*Assigned task*. Would you print out every entry exactly as given?

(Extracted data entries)
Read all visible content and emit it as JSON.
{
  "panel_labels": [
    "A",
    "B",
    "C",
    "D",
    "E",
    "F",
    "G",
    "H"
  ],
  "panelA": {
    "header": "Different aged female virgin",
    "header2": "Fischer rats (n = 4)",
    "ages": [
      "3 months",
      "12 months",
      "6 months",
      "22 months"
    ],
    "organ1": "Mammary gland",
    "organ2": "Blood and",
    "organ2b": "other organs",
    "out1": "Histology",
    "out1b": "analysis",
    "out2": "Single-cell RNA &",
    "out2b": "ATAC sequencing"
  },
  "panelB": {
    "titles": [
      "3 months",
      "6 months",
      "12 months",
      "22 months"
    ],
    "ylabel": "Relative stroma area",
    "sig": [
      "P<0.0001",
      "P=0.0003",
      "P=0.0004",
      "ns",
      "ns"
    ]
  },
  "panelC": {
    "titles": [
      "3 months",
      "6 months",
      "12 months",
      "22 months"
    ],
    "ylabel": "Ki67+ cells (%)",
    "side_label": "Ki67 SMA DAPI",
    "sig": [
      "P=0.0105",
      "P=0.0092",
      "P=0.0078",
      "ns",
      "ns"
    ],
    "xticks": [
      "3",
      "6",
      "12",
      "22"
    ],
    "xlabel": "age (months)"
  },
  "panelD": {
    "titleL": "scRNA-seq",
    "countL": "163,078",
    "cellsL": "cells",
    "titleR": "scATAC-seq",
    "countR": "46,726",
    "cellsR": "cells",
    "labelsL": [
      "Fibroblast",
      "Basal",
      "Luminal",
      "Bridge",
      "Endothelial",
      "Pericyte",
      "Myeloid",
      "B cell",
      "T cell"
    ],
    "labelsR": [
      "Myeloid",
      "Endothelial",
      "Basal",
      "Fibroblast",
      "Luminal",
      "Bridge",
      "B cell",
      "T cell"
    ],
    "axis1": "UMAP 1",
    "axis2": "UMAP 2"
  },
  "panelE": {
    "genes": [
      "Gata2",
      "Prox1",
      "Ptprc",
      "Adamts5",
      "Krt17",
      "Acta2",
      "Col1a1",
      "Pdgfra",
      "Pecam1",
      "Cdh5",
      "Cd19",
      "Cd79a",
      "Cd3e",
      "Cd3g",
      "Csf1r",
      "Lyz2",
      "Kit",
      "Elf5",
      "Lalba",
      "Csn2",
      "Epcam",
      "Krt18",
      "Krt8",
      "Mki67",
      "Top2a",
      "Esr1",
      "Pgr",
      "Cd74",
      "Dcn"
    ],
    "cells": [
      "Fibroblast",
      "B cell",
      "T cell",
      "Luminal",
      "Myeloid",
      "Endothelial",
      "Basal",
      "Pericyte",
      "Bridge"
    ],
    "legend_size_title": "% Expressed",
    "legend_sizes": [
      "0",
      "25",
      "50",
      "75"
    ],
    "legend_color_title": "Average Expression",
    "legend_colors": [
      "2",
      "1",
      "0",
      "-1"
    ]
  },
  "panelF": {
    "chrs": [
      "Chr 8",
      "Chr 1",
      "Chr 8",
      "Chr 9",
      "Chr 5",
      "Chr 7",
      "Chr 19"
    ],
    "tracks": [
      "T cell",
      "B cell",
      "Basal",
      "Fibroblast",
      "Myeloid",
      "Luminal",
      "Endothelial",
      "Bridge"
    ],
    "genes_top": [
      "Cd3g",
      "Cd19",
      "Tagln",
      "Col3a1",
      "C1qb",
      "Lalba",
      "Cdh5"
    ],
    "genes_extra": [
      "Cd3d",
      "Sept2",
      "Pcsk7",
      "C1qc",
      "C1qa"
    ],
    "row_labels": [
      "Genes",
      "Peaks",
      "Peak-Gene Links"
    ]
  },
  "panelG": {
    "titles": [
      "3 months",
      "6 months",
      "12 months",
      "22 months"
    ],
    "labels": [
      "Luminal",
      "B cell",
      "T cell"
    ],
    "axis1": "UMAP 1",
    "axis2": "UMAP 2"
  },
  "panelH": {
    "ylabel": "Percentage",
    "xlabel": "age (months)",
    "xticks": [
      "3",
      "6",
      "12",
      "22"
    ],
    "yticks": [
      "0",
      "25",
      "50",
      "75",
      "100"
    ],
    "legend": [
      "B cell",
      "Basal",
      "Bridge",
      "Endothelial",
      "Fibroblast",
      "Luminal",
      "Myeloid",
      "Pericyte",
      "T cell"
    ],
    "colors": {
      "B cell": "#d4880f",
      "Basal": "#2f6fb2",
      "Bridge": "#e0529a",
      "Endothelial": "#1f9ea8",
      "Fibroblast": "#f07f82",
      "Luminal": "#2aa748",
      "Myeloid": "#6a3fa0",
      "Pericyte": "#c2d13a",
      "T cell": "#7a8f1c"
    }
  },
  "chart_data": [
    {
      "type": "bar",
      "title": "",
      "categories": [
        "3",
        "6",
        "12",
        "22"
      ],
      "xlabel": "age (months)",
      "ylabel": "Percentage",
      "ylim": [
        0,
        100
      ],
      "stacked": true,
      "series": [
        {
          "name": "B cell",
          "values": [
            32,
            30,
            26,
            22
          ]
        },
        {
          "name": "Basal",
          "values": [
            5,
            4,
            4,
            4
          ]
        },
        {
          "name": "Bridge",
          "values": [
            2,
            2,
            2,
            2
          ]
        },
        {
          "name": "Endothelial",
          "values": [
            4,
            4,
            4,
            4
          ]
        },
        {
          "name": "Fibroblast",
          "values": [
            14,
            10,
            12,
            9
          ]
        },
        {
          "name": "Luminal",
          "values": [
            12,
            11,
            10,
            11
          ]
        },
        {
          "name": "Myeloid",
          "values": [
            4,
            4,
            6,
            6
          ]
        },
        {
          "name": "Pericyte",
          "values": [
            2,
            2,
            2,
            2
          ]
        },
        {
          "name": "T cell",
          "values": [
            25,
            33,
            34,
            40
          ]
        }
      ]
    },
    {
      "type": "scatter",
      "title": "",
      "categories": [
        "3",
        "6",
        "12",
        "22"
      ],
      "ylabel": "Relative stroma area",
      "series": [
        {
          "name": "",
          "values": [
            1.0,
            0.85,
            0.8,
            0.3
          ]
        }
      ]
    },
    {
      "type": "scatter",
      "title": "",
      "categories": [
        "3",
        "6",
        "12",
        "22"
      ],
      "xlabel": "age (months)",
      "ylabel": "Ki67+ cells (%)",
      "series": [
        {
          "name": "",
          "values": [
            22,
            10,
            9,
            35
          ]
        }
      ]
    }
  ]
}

*Your solution*.
Read all visible content and emit it as JSON.
{
  "panel_labels": [
    "A",
    "B",
    "C",
    "D",
    "E",
    "F",
    "G",
    "H"
  ],
  "panelA": {
    "header": "Different aged female virgin",
    "header2": "Fischer rats (n = 4)",
    "ages": [
      "3 months",
      "12 months",
      "6 months",
      "22 months"
    ],
    "organ1": "Mammary gland",
    "organ2": "Blood and",
    "organ2b": "other organs",
    "out1": "Histology",
    "out1b": "analysis",
    "out2": "Single-cell RNA &",
    "out2b": "ATAC sequencing"
  },
  "panelB": {
    "titles": [
      "3 months",
      "6 months",
      "12 months",
      "22 months"
    ],
    "ylabel": "Relative stroma area",
    "sig": [
      "P<0.0001",
      "P=0.0003",
      "P=0.0004",
      "ns",
      "ns"
    ]
  },
  "panelC": {
    "titles": [
      "3 months",
      "6 months",
      "12 months",
      "22 months"
    ],
    "ylabel": "Ki67+ cells (%)",
    "side_label": "Ki67 SMA DAPI",
    "sig": [
      "P=0.0105",
      "P=0.0092",
      "P=0.0078",
      "ns",
      "ns"
    ],
    "xticks": [
      "3",
      "6",
      "12",
      "22"
    ],
    "xlabel": "age (months)"
  },
  "panelD": {
    "titleL": "scRNA-seq",
    "countL": "163,078",
    "cellsL": "cells",
    "titleR": "scATAC-seq",
    "countR": "46,726",
    "cellsR": "cells",
    "labelsL": [
      "Fibroblast",
      "Basal",
      "Luminal",
      "Bridge",
      "Endothelial",
      "Pericyte",
      "Myeloid",
      "B cell",
      "T cell"
    ],
    "labelsR": [
      "Myeloid",
      "Endothelial",
      "Basal",
      "Fibroblast",
      "Luminal",
      "Bridge",
      "B cell",
      "T cell"
    ],
    "axis1": "UMAP 1",
    "axis2": "UMAP 2"
  },
  "panelE": {
    "genes": [
      "Gata2",
      "Prox1",
      "Ptprc",
      "Adamts5",
      "Krt17",
      "Acta2",
      "Col1a1",
      "Pdgfra",
      "Pecam1",
      "Cdh5",
      "Cd19",
      "Cd79a",
      "Cd3e",
      "Cd3g",
      "Csf1r",
      "Lyz2",
      "Kit",
      "Elf5",
      "Lalba",
      "Csn2",
      "Epcam",
      "Krt18",
      "Krt8",
      "Mki67",
      "Top2a",
      "Esr1",
      "Pgr",
      "Cd74",
      "Dcn"
    ],
    "cells": [
      "Fibroblast",
      "B cell",
      "T cell",
      "Luminal",
      "Myeloid",
      "Endothelial",
      "Basal",
      "Pericyte",
      "Bridge"
    ],
    "legend_size_title": "% Expressed",
    "legend_sizes": [
      "0",
      "25",
      "50",
      "75"
    ],
    "legend_color_title": "Average Expression",
    "legend_colors": [
      "2",
      "1",
      "0",
      "-1"
    ]
  },
  "panelF": {
    "chrs": [
      "Chr 8",
      "Chr 1",
      "Chr 8",
      "Chr 9",
      "Chr 5",
      "Chr 7",
      "Chr 19"
    ],
    "tracks": [
      "T cell",
      "B cell",
      "Basal",
      "Fibroblast",
      "Myeloid",
      "Luminal",
      "Endothelial",
      "Bridge"
    ],
    "genes_top": [
      "Cd3g",
      "Cd19",
      "Tagln",
      "Col3a1",
      "C1qb",
      "Lalba",
      "Cdh5"
    ],
    "genes_extra": [
      "Cd3d",
      "Sept2",
      "Pcsk7",
      "C1qc",
      "C1qa"
    ],
    "row_labels": [
      "Genes",
      "Peaks",
      "Peak-Gene Links"
    ]
  },
  "panelG": {
    "titles": [
      "3 months",
      "6 months",
      "12 months",
      "22 months"
    ],
    "labels": [
      "Luminal",
      "B cell",
      "T cell"
    ],
    "axis1": "UMAP 1",
    "axis2": "UMAP 2"
  },
  "panelH": {
    "ylabel": "Percentage",
    "xlabel": "age (months)",
    "xticks": [
      "3",
      "6",
      "12",
      "22"
    ],
    "yticks": [
      "0",
      "25",
      "50",
      "75",
      "100"
    ],
    "legend": [
      "B cell",
      "Basal",
      "Bridge",
      "Endothelial",
      "Fibroblast",
      "Luminal",
      "Myeloid",
      "Pericyte",
      "T cell"
    ],
    "colors": {
      "B cell": "#d4880f",
      "Basal": "#2f6fb2",
      "Bridge": "#e0529a",
      "Endothelial": "#1f9ea8",
      "Fibroblast": "#f07f82",
      "Luminal": "#2aa748",
      "Myeloid": "#6a3fa0",
      "Pericyte": "#c2d13a",
      "T cell": "#7a8f1c"
    }
  },
  "chart_data": [
    {
      "type": "bar",
      "title": "",
      "categories": [
        "3",
        "6",
        "12",
        "22"
      ],
      "xlabel": "age (months)",
      "ylabel": "Percentage",
      "ylim": [
        0,
        100
      ],
      "stacked": true,
      "series": [
        {
          "name": "B cell",
          "values": [
            32,
            30,
            26,
            22
          ]
        },
        {
          "name": "Basal",
          "values": [
            5,
            4,
            4,
            4
          ]
        },
        {
          "name": "Bridge",
          "values": [
            2,
            2,
            2,
            2
          ]
        },
        {
          "name": "Endothelial",
          "values": [
            4,
            4,
            4,
            4
          ]
        },
        {
          "name": "Fibroblast",
          "values": [
            14,
            10,
            12,
            9
          ]
        },
        {
          "name": "Luminal",
          "values": [
            12,
            11,
            10,
            11
          ]
        },
        {
          "name": "Myeloid",
          "values": [
            4,
            4,
            6,
            6
          ]
        },
        {
          "name": "Pericyte",
          "values": [
            2,
            2,
            2,
            2
          ]
        },
        {
          "name": "T cell",
          "values": [
            25,
            33,
            34,
            40
          ]
        }
      ]
    },
    {
      "type": "scatter",
      "title": "",
      "categories": [
        "3",
        "6",
        "12",
        "22"
      ],
      "ylabel": "Relative stroma area",
      "series": [
        {
          "name": "",
          "values": [
            1.0,
            0.85,
            0.8,
            0.3
          ]
        }
      ]
    },
    {
      "type": "scatter",
      "title": "",
      "categories": [
        "3",
        "6",
        "12",
        "22"
      ],
      "xlabel": "age (months)",
      "ylabel": "Ki67+ cells (%)",
      "series": [
        {
          "name": "",
          "values": [
            22,
            10,
            9,
            35
          ]
        }
      ]
    }
  ]
}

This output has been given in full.